Supplied entries:
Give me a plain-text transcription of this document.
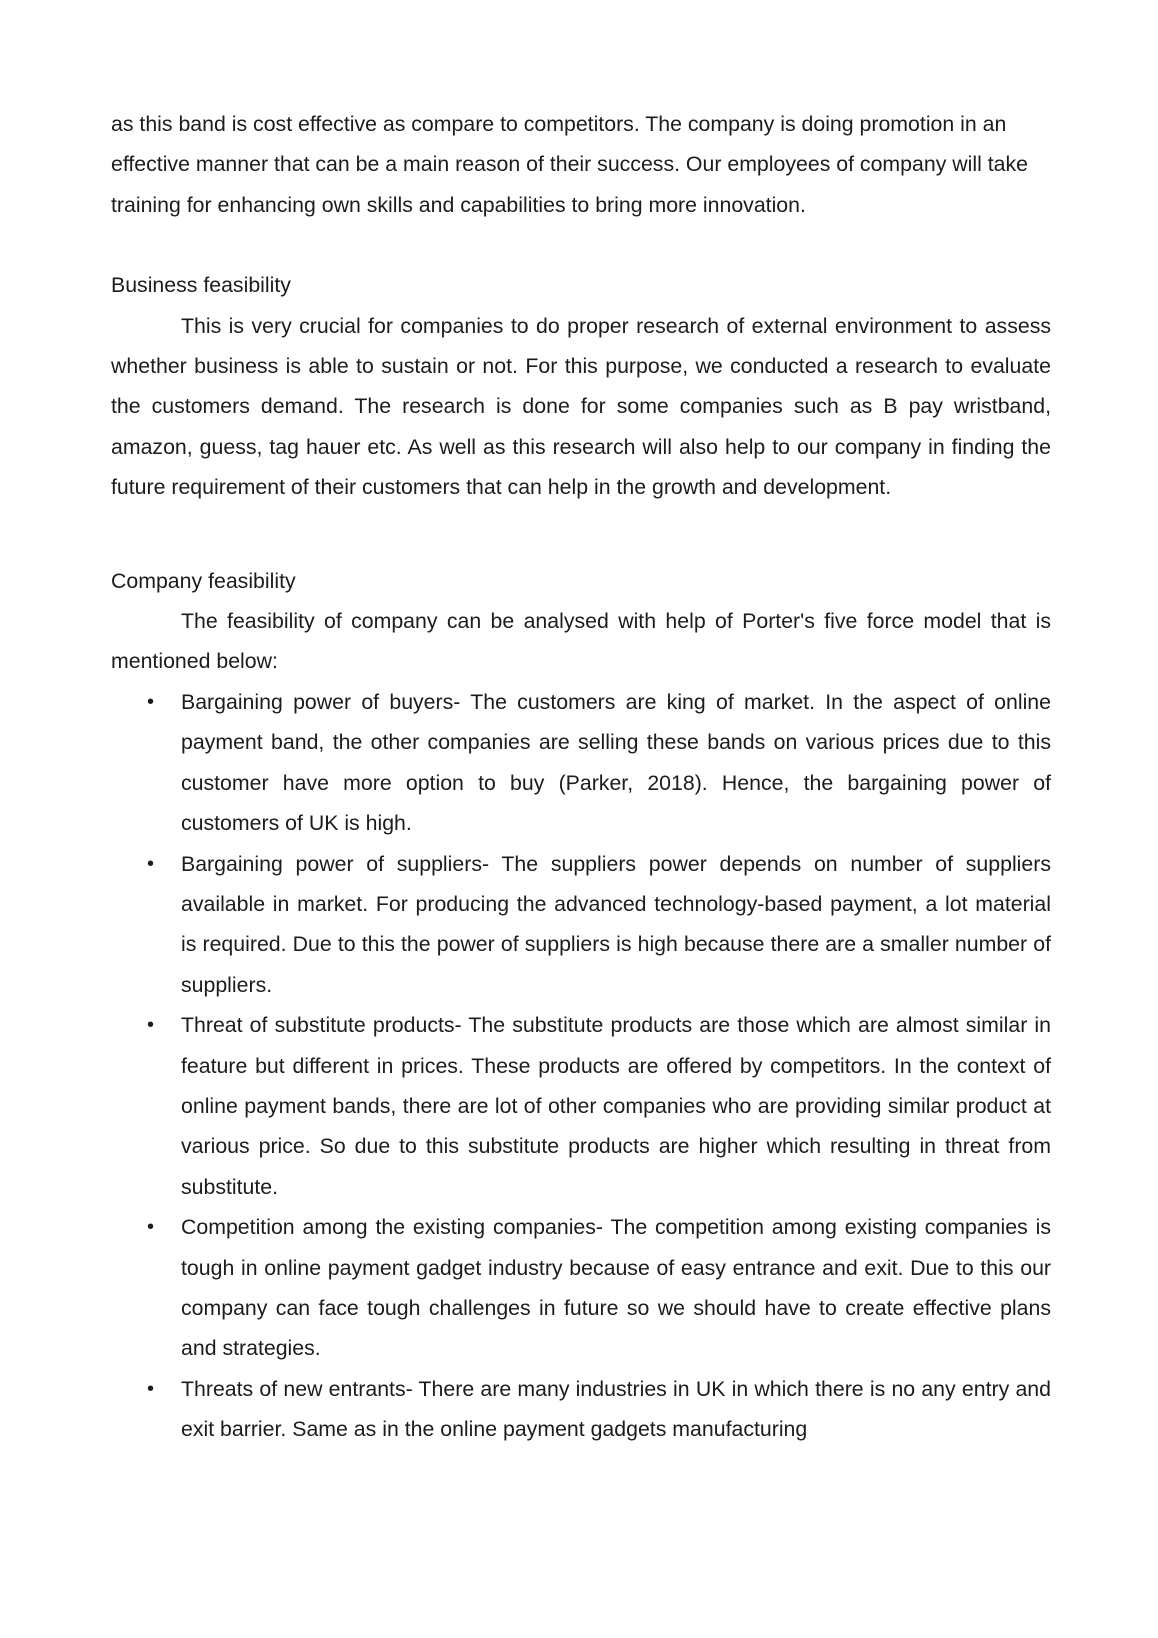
as this band is cost effective as compare to competitors. The company is doing promotion in an effective manner that can be a main reason of their success. Our employees of company will take training for enhancing own skills and capabilities to bring more innovation.

Business feasibility

This is very crucial for companies to do proper research of external environment to assess whether business is able to sustain or not. For this purpose, we conducted a research to evaluate the customers demand. The research is done for some companies such as B pay wristband, amazon, guess, tag hauer etc. As well as this research will also help to our company in finding the future requirement of their customers that can help in the growth and development.

Company feasibility

The feasibility of company can be analysed with help of Porter's five force model that is mentioned below:

• Bargaining power of buyers- The customers are king of market. In the aspect of online payment band, the other companies are selling these bands on various prices due to this customer have more option to buy (Parker, 2018). Hence, the bargaining power of customers of UK is high.
• Bargaining power of suppliers- The suppliers power depends on number of suppliers available in market. For producing the advanced technology-based payment, a lot material is required. Due to this the power of suppliers is high because there are a smaller number of suppliers.
• Threat of substitute products- The substitute products are those which are almost similar in feature but different in prices. These products are offered by competitors. In the context of online payment bands, there are lot of other companies who are providing similar product at various price. So due to this substitute products are higher which resulting in threat from substitute.
• Competition among the existing companies- The competition among existing companies is tough in online payment gadget industry because of easy entrance and exit. Due to this our company can face tough challenges in future so we should have to create effective plans and strategies.
• Threats of new entrants- There are many industries in UK in which there is no any entry and exit barrier. Same as in the online payment gadgets manufacturing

Your goal: Leave out the pictures and copy everything else in the records word for word.

Complete response:
Give me a plain-text transcription of this document.
as this band is cost effective as compare to competitors. The company is doing promotion in an effective manner that can be a main reason of their success. Our employees of company will take training for enhancing own skills and capabilities to bring more innovation.

Business feasibility

This is very crucial for companies to do proper research of external environment to assess whether business is able to sustain or not. For this purpose, we conducted a research to evaluate the customers demand. The research is done for some companies such as B pay wristband, amazon, guess, tag hauer etc. As well as this research will also help to our company in finding the future requirement of their customers that can help in the growth and development.

Company feasibility

The feasibility of company can be analysed with help of Porter's five force model that is mentioned below:

• Bargaining power of buyers- The customers are king of market. In the aspect of online payment band, the other companies are selling these bands on various prices due to this customer have more option to buy (Parker, 2018). Hence, the bargaining power of customers of UK is high.
• Bargaining power of suppliers- The suppliers power depends on number of suppliers available in market. For producing the advanced technology-based payment, a lot material is required. Due to this the power of suppliers is high because there are a smaller number of suppliers.
• Threat of substitute products- The substitute products are those which are almost similar in feature but different in prices. These products are offered by competitors. In the context of online payment bands, there are lot of other companies who are providing similar product at various price. So due to this substitute products are higher which resulting in threat from substitute.
• Competition among the existing companies- The competition among existing companies is tough in online payment gadget industry because of easy entrance and exit. Due to this our company can face tough challenges in future so we should have to create effective plans and strategies.
• Threats of new entrants- There are many industries in UK in which there is no any entry and exit barrier. Same as in the online payment gadgets manufacturing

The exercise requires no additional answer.